In the material below, list every line carrying the string "System".
— START OF DATASET EXTRACT —
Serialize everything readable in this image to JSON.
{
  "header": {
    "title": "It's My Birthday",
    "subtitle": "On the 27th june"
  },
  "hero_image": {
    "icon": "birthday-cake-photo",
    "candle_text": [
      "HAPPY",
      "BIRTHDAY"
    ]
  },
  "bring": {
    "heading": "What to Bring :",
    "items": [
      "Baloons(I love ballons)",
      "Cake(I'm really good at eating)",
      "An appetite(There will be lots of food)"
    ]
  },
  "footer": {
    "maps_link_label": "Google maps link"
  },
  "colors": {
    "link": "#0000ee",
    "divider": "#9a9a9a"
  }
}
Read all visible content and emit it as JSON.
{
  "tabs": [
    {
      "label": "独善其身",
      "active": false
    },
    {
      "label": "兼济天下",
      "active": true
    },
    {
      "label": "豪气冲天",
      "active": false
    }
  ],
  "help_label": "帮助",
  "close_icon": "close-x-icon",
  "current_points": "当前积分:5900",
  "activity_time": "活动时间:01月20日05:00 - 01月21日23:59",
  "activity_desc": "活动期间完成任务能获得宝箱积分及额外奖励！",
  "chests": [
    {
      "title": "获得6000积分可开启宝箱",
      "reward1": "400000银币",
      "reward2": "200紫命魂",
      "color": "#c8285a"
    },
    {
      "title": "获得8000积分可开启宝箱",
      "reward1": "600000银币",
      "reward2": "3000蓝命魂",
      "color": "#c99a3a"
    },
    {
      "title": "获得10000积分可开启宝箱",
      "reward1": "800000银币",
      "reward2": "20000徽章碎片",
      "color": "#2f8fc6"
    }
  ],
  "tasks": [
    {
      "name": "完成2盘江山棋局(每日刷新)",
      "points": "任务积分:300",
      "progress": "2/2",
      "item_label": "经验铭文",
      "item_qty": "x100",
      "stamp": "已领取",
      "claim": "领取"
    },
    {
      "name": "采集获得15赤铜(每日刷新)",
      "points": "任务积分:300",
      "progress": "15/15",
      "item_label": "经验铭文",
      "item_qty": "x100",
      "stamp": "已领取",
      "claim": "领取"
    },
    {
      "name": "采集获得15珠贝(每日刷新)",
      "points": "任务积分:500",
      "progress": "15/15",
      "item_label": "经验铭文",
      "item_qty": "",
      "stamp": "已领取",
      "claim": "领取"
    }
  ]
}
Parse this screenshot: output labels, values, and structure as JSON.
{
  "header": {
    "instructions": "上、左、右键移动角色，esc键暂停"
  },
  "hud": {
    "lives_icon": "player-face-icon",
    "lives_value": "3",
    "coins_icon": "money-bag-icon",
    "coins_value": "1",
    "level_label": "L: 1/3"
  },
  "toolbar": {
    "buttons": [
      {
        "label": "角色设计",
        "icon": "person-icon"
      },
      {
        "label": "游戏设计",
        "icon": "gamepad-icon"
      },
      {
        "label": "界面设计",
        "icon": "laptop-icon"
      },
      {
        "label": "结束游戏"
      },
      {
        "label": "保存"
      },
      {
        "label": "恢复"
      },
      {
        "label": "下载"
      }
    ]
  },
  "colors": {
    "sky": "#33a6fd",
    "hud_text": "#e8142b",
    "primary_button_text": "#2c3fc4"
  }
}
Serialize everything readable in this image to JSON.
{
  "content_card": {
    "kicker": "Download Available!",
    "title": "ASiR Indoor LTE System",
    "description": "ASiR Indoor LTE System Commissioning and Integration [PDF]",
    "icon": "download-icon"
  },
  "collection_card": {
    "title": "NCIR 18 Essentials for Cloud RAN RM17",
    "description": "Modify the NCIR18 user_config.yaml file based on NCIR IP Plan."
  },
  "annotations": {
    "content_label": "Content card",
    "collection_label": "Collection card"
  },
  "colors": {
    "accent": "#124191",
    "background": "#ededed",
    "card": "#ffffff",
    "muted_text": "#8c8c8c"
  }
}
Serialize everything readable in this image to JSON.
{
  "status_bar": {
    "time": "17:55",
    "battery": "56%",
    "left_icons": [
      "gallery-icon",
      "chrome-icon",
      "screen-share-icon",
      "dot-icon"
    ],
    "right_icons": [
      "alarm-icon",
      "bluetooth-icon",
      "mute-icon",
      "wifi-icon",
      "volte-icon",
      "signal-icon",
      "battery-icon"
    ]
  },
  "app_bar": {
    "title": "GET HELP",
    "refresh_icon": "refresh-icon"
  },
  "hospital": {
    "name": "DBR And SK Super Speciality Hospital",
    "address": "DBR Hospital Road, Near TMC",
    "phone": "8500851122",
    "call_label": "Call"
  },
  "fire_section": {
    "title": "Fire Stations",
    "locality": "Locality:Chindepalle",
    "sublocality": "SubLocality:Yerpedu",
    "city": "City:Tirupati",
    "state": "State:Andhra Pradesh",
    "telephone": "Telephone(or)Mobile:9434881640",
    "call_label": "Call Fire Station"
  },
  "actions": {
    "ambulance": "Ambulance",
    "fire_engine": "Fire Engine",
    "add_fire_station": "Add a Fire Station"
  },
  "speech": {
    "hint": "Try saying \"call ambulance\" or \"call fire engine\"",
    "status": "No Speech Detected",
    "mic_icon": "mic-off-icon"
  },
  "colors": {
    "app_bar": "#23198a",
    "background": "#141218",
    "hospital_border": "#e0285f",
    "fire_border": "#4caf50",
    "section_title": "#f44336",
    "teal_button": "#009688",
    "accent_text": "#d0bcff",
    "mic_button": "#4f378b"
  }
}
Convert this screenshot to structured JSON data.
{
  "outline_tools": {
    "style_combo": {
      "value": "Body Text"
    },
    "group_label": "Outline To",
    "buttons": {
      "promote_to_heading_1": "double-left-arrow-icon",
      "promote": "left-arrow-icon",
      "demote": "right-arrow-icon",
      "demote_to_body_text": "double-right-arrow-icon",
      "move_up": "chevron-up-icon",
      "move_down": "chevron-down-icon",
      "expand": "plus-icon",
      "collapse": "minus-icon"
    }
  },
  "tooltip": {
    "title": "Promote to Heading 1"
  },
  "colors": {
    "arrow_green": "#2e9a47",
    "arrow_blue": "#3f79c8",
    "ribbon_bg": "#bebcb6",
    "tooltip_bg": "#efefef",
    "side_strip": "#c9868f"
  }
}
— END OF DATASET EXTRACT —
_ANSWER TO THIS EXERCISE_:
    "title": "ASiR Indoor LTE System",
    "description": "ASiR Indoor LTE System Commissioning and Integration [PDF]",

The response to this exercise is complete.